━━━━━ QUOTED PASSAGE

Visually confusable characters (5)

Sun Aug 10 22:15:22 CEST 2014

On 8/9/2014 10:48 AM, John C Klensin wrote:

John,

I thought it best to reply to your points individually, as some
branches of the discussion are probably not going to be as deep.

As you wrote them "in no particular order", I'm going to respond
to them in the same way.

This message responds to point (5)

A./

> (5) Normalization is sufficient to produce equality comparisons
> in characters that are identical in form within the same script,
> type style, etc.
>
> When the IDNA WG read what seemed to be the relevant sections of
> the Unicode Standard and corresponding UAXs and UTRs, and was
> advised about them by various people very close to Unicode
> standardization, we made some inferences about both the use and
> effects of normalization and future plans about new code points
> within a script that were related to older ones.  Obviously a
> wrong conclusion or several of them.
>

Using text as an identifier (as opposed to IP addresses) drags with
it all the messy, conflicting  and sometimes self-inconsistent ways
in which communities use text.

Sometimes that is expressed as being a problem of "Unicode",
when in fact it is not.

Normalization Form C has as design point primarily the folding
of "dual encoding" forced upon Unicode as criterion for acceptance
by the wider technical and user community.

It is emphatically not, and has never been a "confusables" or even
visually equivalent folding.

Normalization Form KC had as design point the folding of additional
instances, mainly caused by Asian standards where short sequences,
of Latin of Kana letters are often represented in a single "cell" and
therefore have a singleton encoding. These are weaker instances
of dual encoding - by applying NFKC one does throw away information
that cannot be regenerated by context or font selection, but it would
be, in principle, possible to carry it out of band (in rich text). In
practice, it is not clear that implementations actually allow this.

In many instances, NFKC foldings are more aggressive than needed
for mere visual folding - for example clustered kana do no look like
strung out kana.

So, in  a sense, if a rigorous confusables folding was desired, then
neither of the normalization forms are complete or appropriate.

━━━━━━━━━━
━━━━━ SOURCE EXCERPT

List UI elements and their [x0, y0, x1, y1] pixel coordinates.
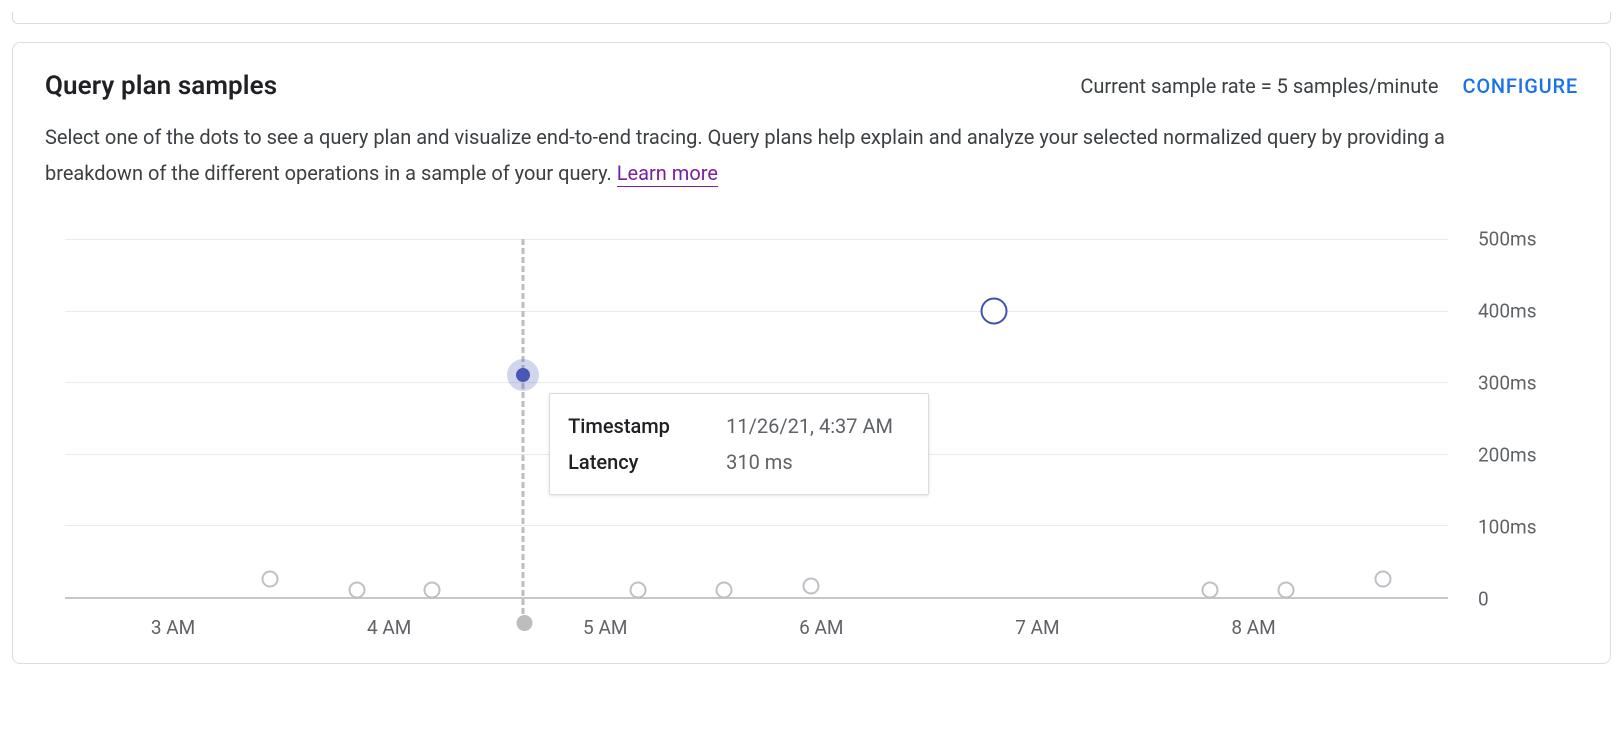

━━━━━━━━━━

_STATED EXERCISE_: From the message about Unicode normalization, output the passage between "Sometimes that is" and "and user community.", inclusive. The lines are separate material from the message above them.

_TASK ANSWER_:
Sometimes that is expressed as being a problem of "Unicode",
when in fact it is not.

Normalization Form C has as design point primarily the folding
of "dual encoding" forced upon Unicode as criterion for acceptance
by the wider technical and user community.